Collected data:

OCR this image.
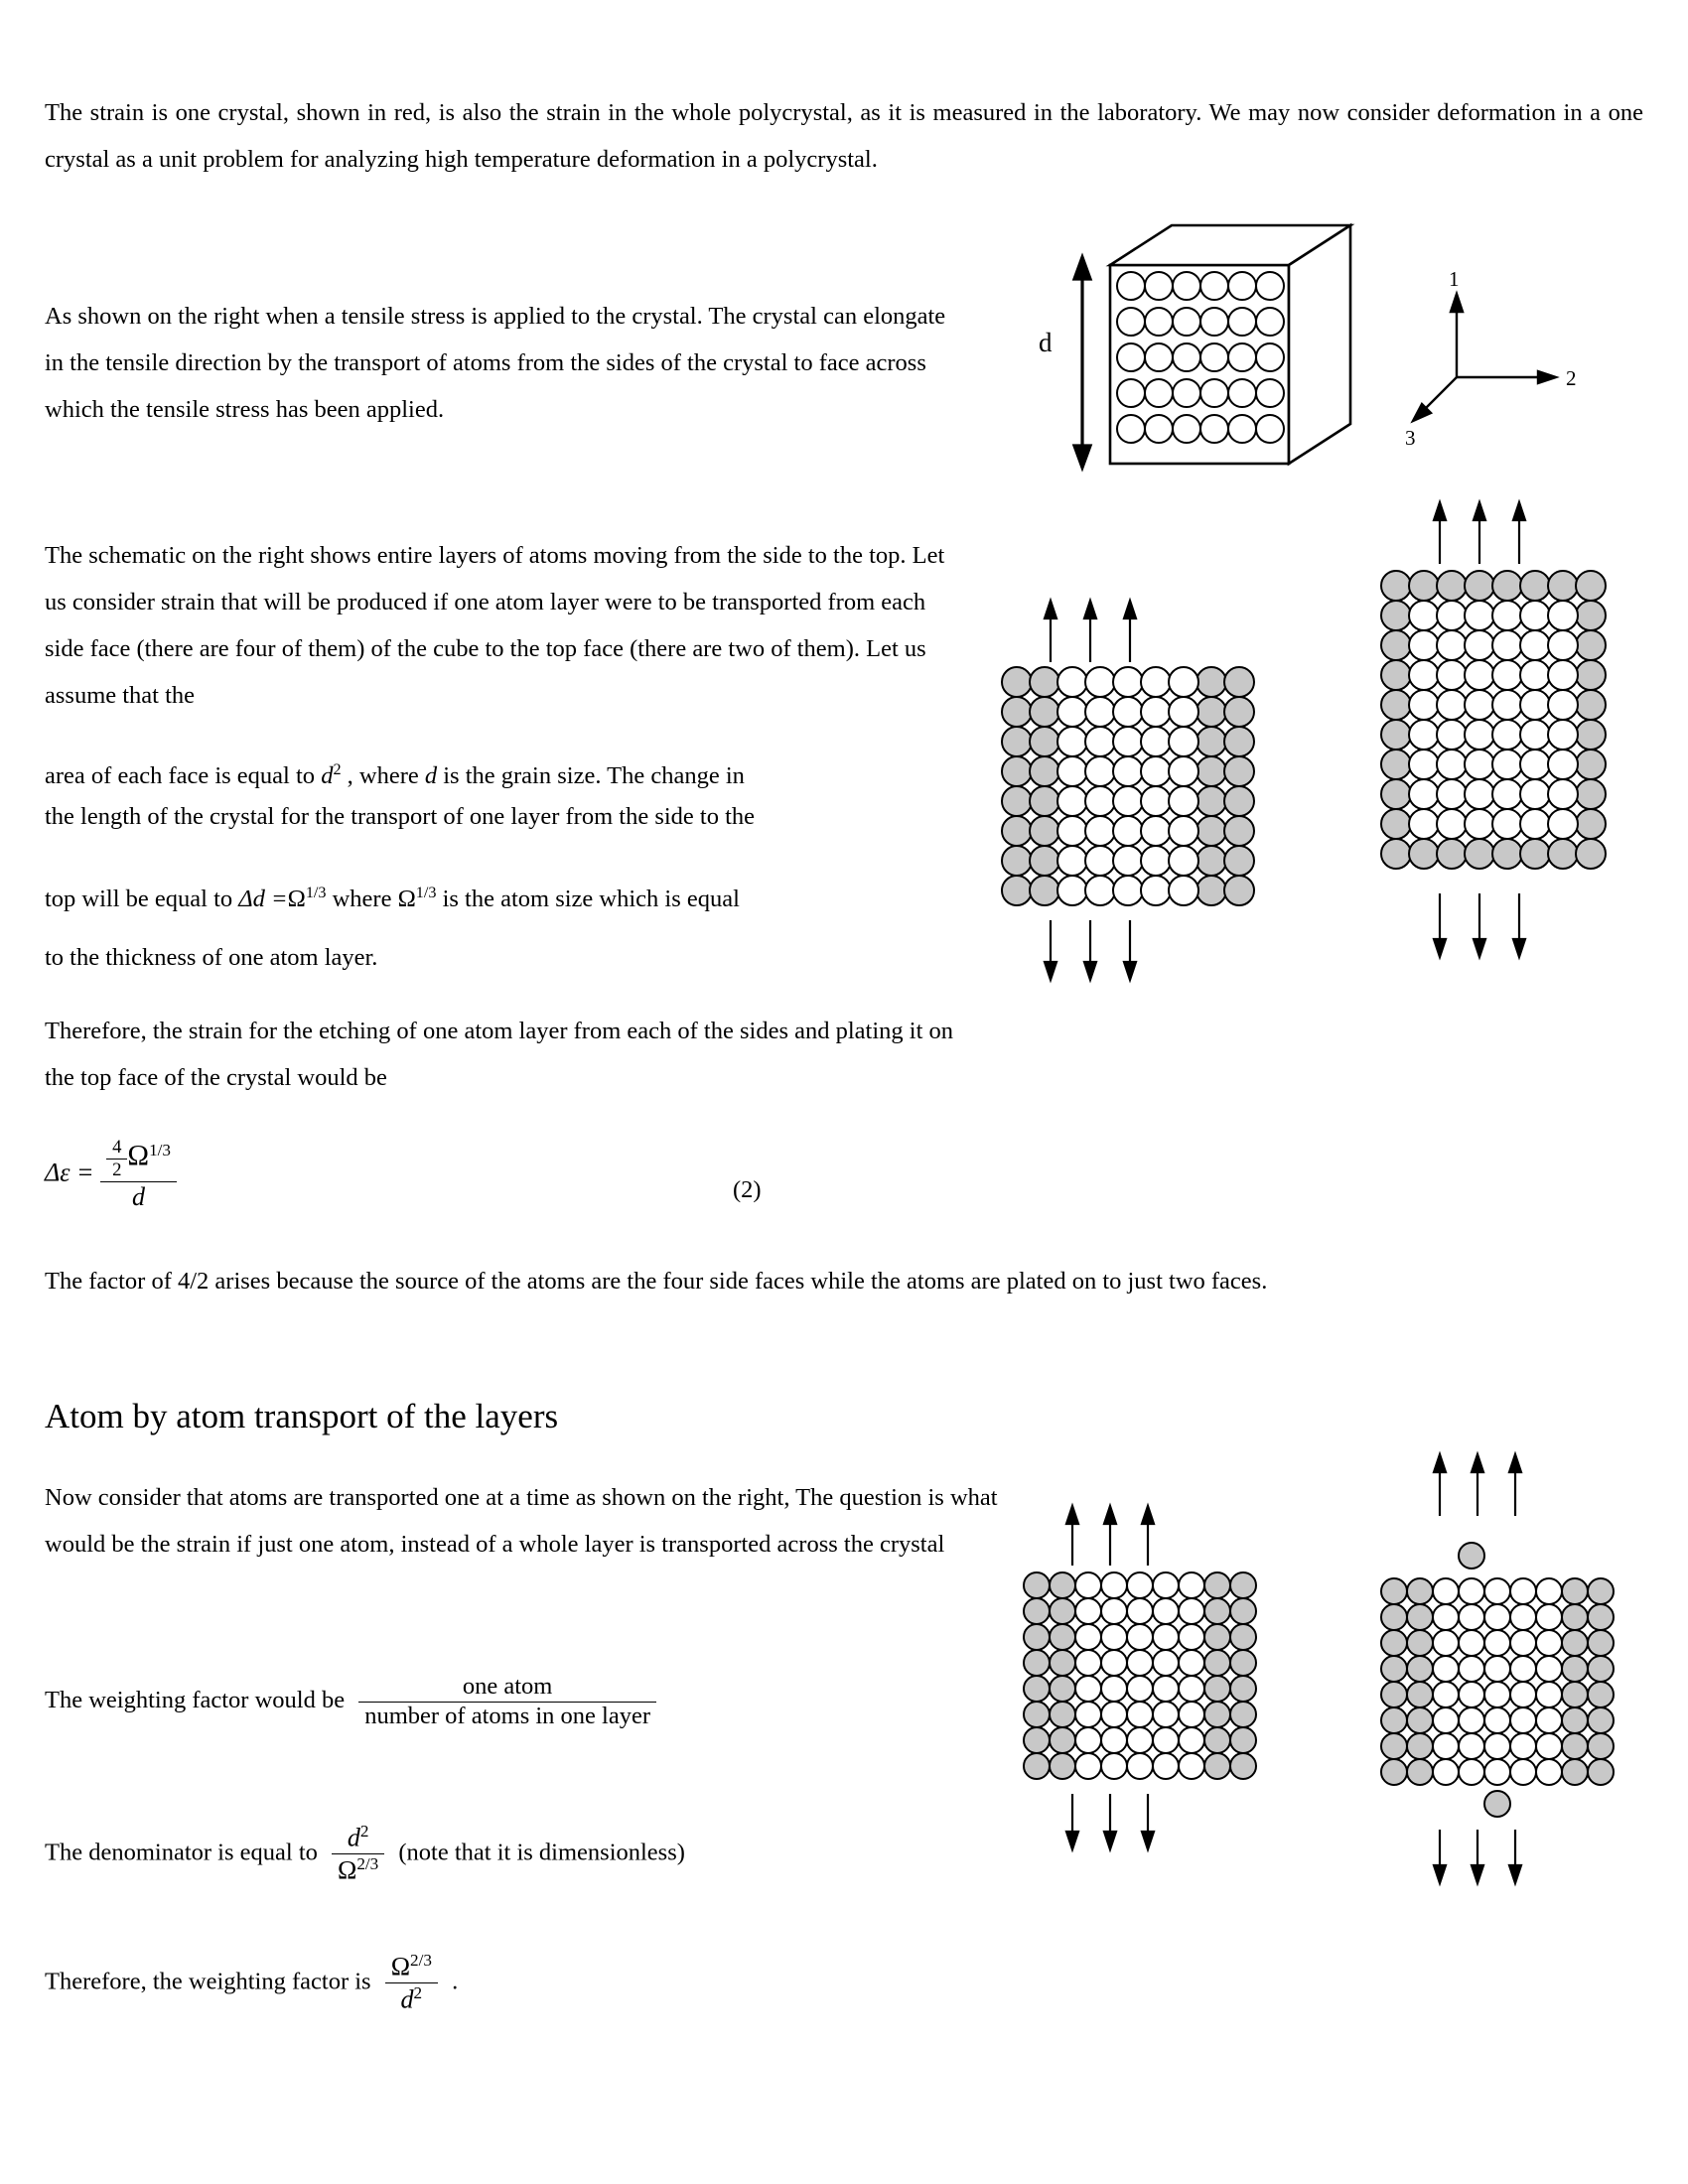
The strain is one crystal, shown in red, is also the strain in the whole polycrystal, as it is measured in the laboratory. We may now consider deformation in a one crystal as a unit problem for analyzing high temperature deformation in a polycrystal.
As shown on the right when a tensile stress is applied to the crystal. The crystal can elongate in the tensile direction by the transport of atoms from the sides of the crystal to face across which the tensile stress has been applied.
The schematic on the right shows entire layers of atoms moving from the side to the top. Let us consider strain that will be produced if one atom layer were to be transported from each side face (there are four of them) of the cube to the top face (there are two of them). Let us assume that the
area of each face is equal to $d^2$ , where d is the grain size. The change in
the length of the crystal for the transport of one layer from the side to the
top will be equal to $\Delta d =\Omega^{1/3}$ where $\Omega^{1/3}$ is the atom size which is equal
to the thickness of one atom layer.
Therefore, the strain for the etching of one atom layer from each of the sides and plating it on the top face of the crystal would be
$\Delta\varepsilon = \frac{\frac{4}{2} \Omega^{1/3}}{d}$	(2)
The factor of 4/2 arises because the source of the atoms are the four side faces while the atoms are plated on to just two faces.
Atom by atom transport of the layers
Now consider that atoms are transported one at a time as shown on the right, The question is what would be the strain if just one atom, instead of a whole layer is transported across the crystal
The weighting factor would be $\frac{\text{one atom}}{\text{number of atoms in one layer}}$
The denominator is equal to $\frac{d^2}{\Omega^{2/3}}$ (note that it is dimensionless)
Therefore, the weighting factor is $\frac{\Omega^{2/3}}{d^2}$ .
d
1
2
3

* **Task prompt**: Filter the entries down to the lines with the word "equal" in them.

* **Solution for this exercise**:
area of each face is equal to $d^2$ , where d is the grain size. The change in
top will be equal to $\Delta d =\Omega^{1/3}$ where $\Omega^{1/3}$ is the atom size which is equal
The denominator is equal to $\frac{d^2}{\Omega^{2/3}}$ (note that it is dimensionless)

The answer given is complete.